Petikan Teks
───

Rabu, 26 November 2014

Rape, Stop Blaming The Victim! (Lily Lee)

Kasus pemerkosaan sering terjadi di Indonesia. Coba saja buka salah satu channel TV yang sedang menyiarkan berita, pasti ada saja berita mengenai pemerkosaan atau pelecehan seksual. Sebagian besar kasus yang muncul di media menunjukkan bahwa wanita apalagi yang masih muda rentan sekali untuk menjadi korban pemerkosaan. Ada juga sih korbannya anak-anak dibawah umur atau nenek-nenek yang sudah lanjut usia, tapi tidak sebanyak wanita muda. 


Bahkan ada saja yang menyalahkan korban karena kejadian pemerkosaan yang dialami oleh korban. Seperti dengan mengatakan, "Akh, salah dia (korban) sendiri, keluyuran malam-malam." atau "Siapa suruh pakai baju yang 'kurang bahan', jadinya begitu kan." (pakaian 'kurang bahan' = pakaian super duper minimalis, banyak area yang masih terbuka), dan sebagainya. Malahan, yang pernah saya dengar ada lho beberapa tempat yang membuat aturan untuk wanita agar tidak berkeliaran saat malam hari dan HARUS berpakaian super tertutup dari ujung kepala sampai dengan ujung kaki. 

Nah lhoo... bukannya saya tidak menghargai peraturan itu ya, tapi ya mau bagaimana kalau misalnya tengah malam, keadaan darurat dan hanya memakai baju seadanya (masih sopan) terus harus keluar mencari bantuan dan secara tiba-tiba ia diperkosa. Masa mau dibiarkan saja karena itu memang salahnya dia (korban).

───

Data yang Disediakan
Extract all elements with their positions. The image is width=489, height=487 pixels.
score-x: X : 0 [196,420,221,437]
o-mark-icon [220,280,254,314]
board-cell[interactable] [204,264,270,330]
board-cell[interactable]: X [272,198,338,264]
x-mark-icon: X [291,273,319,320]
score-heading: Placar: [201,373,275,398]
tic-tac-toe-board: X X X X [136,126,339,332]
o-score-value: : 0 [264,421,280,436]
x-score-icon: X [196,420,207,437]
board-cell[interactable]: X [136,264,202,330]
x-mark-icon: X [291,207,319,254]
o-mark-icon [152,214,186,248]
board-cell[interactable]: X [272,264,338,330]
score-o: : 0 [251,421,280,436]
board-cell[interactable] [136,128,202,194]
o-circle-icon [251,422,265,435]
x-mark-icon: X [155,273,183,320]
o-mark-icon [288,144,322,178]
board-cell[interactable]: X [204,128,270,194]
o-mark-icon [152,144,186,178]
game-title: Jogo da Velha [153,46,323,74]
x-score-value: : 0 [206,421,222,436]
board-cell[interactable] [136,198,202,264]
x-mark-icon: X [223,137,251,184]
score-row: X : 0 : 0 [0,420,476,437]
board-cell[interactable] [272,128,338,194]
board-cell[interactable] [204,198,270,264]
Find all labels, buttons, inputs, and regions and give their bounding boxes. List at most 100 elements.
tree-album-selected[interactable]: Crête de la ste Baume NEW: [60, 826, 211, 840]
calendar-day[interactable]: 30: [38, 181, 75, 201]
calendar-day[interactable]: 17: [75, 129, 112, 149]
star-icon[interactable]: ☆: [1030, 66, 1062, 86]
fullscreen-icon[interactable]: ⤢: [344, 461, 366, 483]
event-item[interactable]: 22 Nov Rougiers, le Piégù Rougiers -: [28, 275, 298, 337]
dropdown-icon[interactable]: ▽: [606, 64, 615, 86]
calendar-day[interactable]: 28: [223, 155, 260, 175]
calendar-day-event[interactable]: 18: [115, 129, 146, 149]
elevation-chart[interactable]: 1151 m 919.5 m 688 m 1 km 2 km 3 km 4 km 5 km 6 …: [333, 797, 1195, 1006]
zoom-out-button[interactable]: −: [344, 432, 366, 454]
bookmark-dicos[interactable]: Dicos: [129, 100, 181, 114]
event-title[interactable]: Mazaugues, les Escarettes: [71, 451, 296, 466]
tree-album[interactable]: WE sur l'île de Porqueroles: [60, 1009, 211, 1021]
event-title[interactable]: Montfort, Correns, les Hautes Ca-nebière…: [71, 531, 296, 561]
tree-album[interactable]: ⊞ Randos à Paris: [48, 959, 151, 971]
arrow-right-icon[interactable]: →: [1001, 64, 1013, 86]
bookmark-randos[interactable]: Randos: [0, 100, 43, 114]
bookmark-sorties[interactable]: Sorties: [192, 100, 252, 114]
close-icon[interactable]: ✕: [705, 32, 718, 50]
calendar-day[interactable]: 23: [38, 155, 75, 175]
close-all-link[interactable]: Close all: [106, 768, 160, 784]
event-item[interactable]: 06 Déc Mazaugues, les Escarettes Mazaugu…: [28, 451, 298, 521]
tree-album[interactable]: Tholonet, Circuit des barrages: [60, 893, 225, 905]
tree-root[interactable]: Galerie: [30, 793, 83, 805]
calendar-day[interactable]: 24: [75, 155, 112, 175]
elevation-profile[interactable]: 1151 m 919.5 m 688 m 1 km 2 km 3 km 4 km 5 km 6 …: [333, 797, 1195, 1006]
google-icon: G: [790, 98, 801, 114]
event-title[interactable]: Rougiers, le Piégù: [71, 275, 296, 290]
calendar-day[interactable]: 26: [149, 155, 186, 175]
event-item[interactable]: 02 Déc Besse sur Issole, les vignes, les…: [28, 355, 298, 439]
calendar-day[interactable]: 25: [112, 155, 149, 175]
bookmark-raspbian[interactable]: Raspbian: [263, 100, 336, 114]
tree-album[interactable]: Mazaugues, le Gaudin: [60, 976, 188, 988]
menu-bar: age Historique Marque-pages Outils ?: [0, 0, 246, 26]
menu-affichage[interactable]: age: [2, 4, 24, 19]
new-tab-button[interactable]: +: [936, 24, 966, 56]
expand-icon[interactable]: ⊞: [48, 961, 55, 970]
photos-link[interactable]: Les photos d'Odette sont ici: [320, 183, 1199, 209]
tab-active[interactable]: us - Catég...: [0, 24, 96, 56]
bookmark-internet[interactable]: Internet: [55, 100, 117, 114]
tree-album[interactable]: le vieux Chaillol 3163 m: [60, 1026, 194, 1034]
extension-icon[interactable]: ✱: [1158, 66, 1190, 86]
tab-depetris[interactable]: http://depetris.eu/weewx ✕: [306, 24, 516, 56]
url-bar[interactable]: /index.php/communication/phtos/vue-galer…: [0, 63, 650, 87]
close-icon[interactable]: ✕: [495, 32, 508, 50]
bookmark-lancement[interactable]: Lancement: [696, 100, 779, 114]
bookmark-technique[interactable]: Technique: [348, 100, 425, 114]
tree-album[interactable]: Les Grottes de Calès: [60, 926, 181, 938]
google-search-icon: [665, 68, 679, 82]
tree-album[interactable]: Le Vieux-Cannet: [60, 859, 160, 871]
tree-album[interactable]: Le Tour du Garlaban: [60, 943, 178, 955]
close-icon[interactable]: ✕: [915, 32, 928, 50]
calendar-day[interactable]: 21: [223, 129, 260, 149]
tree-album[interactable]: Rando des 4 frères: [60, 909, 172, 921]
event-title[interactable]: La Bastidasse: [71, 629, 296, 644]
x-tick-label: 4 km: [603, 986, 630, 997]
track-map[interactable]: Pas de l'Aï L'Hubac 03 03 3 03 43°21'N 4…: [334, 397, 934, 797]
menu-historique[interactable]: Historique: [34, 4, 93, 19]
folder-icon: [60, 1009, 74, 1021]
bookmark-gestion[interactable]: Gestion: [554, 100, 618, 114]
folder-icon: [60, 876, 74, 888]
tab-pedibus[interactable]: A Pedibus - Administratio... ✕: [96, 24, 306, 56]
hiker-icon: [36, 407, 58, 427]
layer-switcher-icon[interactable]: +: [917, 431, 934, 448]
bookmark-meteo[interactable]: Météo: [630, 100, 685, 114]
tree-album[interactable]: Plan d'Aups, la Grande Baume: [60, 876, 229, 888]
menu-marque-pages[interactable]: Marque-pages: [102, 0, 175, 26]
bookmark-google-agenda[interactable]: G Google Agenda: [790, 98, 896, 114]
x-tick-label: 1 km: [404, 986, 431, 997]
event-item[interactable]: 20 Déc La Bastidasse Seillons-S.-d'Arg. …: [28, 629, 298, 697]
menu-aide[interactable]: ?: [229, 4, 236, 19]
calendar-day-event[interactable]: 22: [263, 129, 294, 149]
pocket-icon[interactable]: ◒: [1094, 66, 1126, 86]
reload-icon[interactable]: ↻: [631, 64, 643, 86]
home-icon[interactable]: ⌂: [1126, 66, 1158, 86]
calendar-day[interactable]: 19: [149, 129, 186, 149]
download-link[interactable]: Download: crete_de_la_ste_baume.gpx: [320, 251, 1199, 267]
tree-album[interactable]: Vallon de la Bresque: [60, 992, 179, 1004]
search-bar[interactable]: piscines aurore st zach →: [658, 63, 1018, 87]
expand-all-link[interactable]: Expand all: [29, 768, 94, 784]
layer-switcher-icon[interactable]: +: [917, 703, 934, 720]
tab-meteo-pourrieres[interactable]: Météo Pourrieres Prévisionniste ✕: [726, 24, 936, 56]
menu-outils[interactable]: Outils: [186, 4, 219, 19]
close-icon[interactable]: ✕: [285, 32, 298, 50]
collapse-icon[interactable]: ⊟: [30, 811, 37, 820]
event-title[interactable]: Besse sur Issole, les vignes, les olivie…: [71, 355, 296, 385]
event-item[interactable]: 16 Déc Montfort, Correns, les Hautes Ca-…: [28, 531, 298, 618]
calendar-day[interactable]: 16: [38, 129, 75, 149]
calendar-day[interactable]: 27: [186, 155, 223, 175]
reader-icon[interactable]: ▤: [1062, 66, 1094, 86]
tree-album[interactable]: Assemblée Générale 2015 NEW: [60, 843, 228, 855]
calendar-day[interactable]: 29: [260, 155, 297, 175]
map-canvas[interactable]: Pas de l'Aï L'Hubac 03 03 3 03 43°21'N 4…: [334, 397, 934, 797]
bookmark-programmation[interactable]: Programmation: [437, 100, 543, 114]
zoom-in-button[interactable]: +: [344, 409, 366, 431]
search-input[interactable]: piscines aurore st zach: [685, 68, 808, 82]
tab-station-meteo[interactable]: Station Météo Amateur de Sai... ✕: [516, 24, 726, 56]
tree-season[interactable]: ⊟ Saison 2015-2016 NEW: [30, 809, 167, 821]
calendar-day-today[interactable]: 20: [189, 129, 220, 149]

───

Langkah Pengerjaan
A - Tentukan apakah setiap pernyataan berikut sesuai dengan petikan tentang pemerkosaan dan sikap menyalahkan korban. Jawablah ya atau tidak, lalu kutip kata-kata penentunya persis dari petikan. (i) Sebagian besar kasus yang muncul di media menunjukkan bahwa wanita muda sangat rentan menjadi korban pemerkosaan. (ii) Korban anak-anak di bawah umur lebih banyak daripada korban wanita muda. (iii) Penulis pernah mendengar adanya tempat yang membuat aturan agar wanita tidak berkeliaran saat malam hari.
B - Tuliskan kembali dengan persis bagian petikan tentang pemerkosaan yang dimulai dari "Bahkan ada saja" dan berakhir pada "dengan ujung kaki.".

Daftar Jawaban
A -
(i) Ya: "Sebagian besar kasus yang muncul di media menunjukkan bahwa wanita apalagi yang masih muda rentan sekali untuk menjadi korban pemerkosaan."
(ii) Tidak: "Ada juga sih korbannya anak-anak dibawah umur atau nenek-nenek yang sudah lanjut usia, tapi tidak sebanyak wanita muda."
(iii) Ya: "yang pernah saya dengar ada lho beberapa tempat yang membuat aturan untuk wanita agar tidak berkeliaran saat malam hari"

B -
Bahkan ada saja yang menyalahkan korban karena kejadian pemerkosaan yang dialami oleh korban. Seperti dengan mengatakan, "Akh, salah dia (korban) sendiri, keluyuran malam-malam." atau "Siapa suruh pakai baju yang 'kurang bahan', jadinya begitu kan." (pakaian 'kurang bahan' = pakaian super duper minimalis, banyak area yang masih terbuka), dan sebagainya. Malahan, yang pernah saya dengar ada lho beberapa tempat yang membuat aturan untuk wanita agar tidak berkeliaran saat malam hari dan HARUS berpakaian super tertutup dari ujung kepala sampai dengan ujung kaki.